▼

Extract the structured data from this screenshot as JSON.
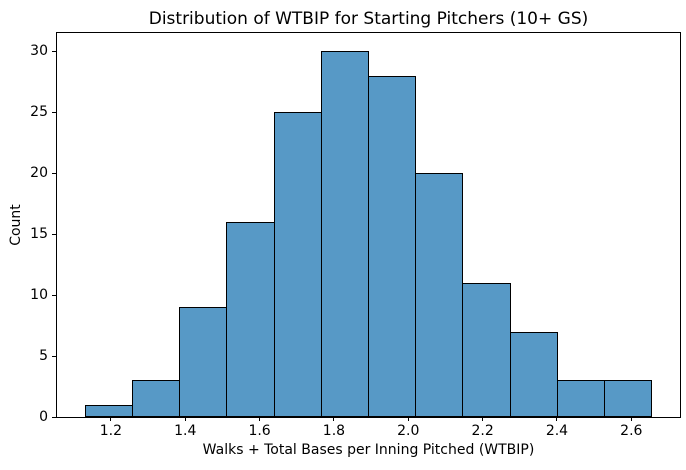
{
  "chart_data": {
    "type": "bar",
    "subtype": "histogram",
    "title": "Distribution of WTBIP for Starting Pitchers (10+ GS)",
    "xlabel": "Walks + Total Bases per Inning Pitched (WTBIP)",
    "ylabel": "Count",
    "bin_edges": [
      1.131,
      1.258,
      1.385,
      1.512,
      1.639,
      1.766,
      1.893,
      2.02,
      2.147,
      2.274,
      2.401,
      2.528,
      2.655
    ],
    "counts": [
      1,
      3,
      9,
      16,
      25,
      30,
      28,
      20,
      11,
      7,
      3,
      3
    ],
    "xticks": [
      1.2,
      1.4,
      1.6,
      1.8,
      2.0,
      2.2,
      2.4,
      2.6
    ],
    "yticks": [
      0,
      5,
      10,
      15,
      20,
      25,
      30
    ],
    "xlim": [
      1.055,
      2.731
    ],
    "ylim": [
      0,
      31.5
    ],
    "x_tick_decimals": 1,
    "bar_color": "#5799c6",
    "bar_edge_color": "#000000",
    "grid": false,
    "legend": "none"
  }
}
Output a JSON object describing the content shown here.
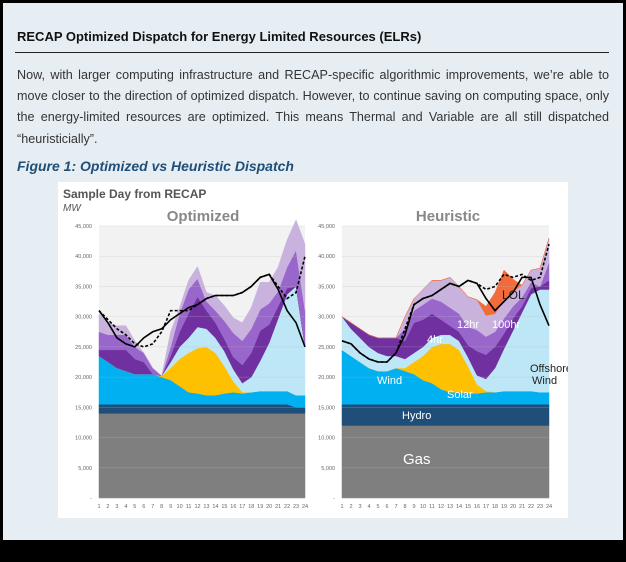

▲

Task directions: Reproduce every entry word for word, but omit the pictures.

Complete answer:
Extract the structured data from this screenshot as JSON.
{
  "chart_data": {
    "type": "bar",
    "subtype": "histogram",
    "title": "Distribution of WTBIP for Starting Pitchers (10+ GS)",
    "xlabel": "Walks + Total Bases per Inning Pitched (WTBIP)",
    "ylabel": "Count",
    "bin_edges": [
      1.131,
      1.258,
      1.385,
      1.512,
      1.639,
      1.766,
      1.893,
      2.02,
      2.147,
      2.274,
      2.401,
      2.528,
      2.655
    ],
    "counts": [
      1,
      3,
      9,
      16,
      25,
      30,
      28,
      20,
      11,
      7,
      3,
      3
    ],
    "xticks": [
      1.2,
      1.4,
      1.6,
      1.8,
      2.0,
      2.2,
      2.4,
      2.6
    ],
    "yticks": [
      0,
      5,
      10,
      15,
      20,
      25,
      30
    ],
    "xlim": [
      1.055,
      2.731
    ],
    "ylim": [
      0,
      31.5
    ],
    "x_tick_decimals": 1,
    "bar_color": "#5799c6",
    "bar_edge_color": "#000000",
    "grid": false,
    "legend": "none"
  }
}
Output a JSON object describing the content shown here.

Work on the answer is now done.